**TASK DESCRIPTION:**
Find all lines in the records that include the word "ymin", and copy them out.

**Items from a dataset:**
##########

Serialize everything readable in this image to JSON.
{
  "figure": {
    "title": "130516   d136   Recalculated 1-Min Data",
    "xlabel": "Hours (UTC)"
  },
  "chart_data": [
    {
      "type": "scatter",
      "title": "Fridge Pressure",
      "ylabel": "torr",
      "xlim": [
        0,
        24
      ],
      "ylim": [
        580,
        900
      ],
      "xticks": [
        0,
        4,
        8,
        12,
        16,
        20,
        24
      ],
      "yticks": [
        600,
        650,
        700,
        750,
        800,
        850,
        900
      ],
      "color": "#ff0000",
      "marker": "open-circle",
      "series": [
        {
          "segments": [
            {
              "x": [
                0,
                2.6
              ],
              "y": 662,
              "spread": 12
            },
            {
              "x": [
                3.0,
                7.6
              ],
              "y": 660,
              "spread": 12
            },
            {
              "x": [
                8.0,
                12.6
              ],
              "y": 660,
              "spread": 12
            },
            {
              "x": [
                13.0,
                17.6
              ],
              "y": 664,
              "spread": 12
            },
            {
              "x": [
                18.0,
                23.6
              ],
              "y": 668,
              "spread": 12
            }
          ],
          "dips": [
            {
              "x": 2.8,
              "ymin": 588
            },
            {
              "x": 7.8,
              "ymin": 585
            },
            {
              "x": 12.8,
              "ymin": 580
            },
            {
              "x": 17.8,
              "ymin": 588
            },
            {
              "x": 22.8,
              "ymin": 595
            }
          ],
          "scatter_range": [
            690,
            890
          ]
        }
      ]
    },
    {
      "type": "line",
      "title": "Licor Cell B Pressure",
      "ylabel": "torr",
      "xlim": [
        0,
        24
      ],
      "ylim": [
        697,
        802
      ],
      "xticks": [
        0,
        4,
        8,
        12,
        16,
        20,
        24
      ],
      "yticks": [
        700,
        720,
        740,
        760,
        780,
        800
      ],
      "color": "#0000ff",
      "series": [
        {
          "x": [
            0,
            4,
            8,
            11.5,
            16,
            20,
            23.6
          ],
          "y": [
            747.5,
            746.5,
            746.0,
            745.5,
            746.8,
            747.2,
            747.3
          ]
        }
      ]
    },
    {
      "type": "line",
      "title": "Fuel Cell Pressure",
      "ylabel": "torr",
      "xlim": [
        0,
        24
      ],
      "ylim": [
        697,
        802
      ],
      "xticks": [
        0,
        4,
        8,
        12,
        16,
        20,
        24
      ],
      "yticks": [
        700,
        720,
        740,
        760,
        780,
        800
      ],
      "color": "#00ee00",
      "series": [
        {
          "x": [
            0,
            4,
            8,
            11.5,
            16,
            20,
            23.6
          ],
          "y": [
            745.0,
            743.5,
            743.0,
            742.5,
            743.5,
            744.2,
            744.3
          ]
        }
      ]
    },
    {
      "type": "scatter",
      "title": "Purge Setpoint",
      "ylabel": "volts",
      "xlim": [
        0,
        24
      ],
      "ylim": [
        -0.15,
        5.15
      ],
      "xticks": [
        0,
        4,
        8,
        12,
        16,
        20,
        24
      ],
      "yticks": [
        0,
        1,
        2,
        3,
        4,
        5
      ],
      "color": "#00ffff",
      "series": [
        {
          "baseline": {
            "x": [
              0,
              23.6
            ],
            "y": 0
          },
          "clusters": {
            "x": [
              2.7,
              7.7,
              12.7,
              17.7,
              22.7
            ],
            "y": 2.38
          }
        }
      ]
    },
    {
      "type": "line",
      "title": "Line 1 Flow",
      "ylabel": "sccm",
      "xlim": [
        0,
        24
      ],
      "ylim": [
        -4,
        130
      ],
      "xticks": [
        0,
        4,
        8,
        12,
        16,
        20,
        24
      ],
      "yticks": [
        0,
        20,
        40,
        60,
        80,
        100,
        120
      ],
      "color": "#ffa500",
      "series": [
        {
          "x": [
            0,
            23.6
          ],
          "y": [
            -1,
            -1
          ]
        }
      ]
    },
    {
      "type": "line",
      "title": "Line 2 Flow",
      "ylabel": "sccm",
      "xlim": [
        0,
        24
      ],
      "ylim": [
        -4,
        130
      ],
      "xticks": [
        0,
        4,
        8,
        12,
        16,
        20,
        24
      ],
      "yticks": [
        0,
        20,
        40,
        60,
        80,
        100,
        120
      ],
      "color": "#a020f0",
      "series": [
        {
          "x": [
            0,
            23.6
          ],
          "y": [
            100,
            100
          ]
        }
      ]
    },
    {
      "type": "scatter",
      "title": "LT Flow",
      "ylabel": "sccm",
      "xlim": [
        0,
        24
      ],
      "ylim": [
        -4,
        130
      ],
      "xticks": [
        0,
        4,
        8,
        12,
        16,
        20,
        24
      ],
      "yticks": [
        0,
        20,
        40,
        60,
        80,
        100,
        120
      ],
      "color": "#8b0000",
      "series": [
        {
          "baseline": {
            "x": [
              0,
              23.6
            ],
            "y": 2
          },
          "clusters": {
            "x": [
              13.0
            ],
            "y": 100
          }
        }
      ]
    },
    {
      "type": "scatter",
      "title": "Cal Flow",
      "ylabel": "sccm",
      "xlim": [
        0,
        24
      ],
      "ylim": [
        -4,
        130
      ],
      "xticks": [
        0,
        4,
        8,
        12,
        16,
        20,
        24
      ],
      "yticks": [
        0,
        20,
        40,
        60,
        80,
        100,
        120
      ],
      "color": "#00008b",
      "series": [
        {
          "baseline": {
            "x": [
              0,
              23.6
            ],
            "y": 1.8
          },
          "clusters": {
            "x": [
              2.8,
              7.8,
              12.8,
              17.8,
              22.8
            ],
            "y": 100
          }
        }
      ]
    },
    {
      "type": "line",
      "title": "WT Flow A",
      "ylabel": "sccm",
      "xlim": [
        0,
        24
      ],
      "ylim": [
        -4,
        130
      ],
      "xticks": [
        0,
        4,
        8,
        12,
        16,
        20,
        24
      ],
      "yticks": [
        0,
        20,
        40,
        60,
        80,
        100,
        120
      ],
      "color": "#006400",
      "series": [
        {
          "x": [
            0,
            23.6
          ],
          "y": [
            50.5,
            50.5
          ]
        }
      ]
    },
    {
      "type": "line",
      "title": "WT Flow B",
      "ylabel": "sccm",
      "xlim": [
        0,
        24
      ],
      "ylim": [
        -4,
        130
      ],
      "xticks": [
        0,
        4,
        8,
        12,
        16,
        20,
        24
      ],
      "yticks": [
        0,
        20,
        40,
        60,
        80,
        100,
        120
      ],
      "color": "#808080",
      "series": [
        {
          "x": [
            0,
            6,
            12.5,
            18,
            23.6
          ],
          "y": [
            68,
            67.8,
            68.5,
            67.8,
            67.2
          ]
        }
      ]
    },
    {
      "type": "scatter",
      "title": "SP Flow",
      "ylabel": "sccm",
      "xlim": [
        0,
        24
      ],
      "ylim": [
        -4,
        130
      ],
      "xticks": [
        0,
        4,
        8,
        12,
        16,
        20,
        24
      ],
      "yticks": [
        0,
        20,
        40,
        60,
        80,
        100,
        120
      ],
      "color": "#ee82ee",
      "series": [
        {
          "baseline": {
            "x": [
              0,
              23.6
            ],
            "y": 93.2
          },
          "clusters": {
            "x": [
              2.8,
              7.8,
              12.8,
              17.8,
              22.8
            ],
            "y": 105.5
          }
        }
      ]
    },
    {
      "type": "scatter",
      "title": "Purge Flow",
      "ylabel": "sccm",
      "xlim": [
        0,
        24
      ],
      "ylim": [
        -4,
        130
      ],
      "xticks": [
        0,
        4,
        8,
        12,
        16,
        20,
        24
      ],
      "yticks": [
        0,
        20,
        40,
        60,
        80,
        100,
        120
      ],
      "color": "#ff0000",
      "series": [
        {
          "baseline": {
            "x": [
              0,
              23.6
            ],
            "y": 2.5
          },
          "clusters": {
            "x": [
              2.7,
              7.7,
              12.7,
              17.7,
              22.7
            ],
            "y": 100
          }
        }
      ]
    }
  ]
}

##########

**EXERCISE RESULT:**
              "ymin": 588
              "ymin": 585
              "ymin": 580
              "ymin": 588
              "ymin": 595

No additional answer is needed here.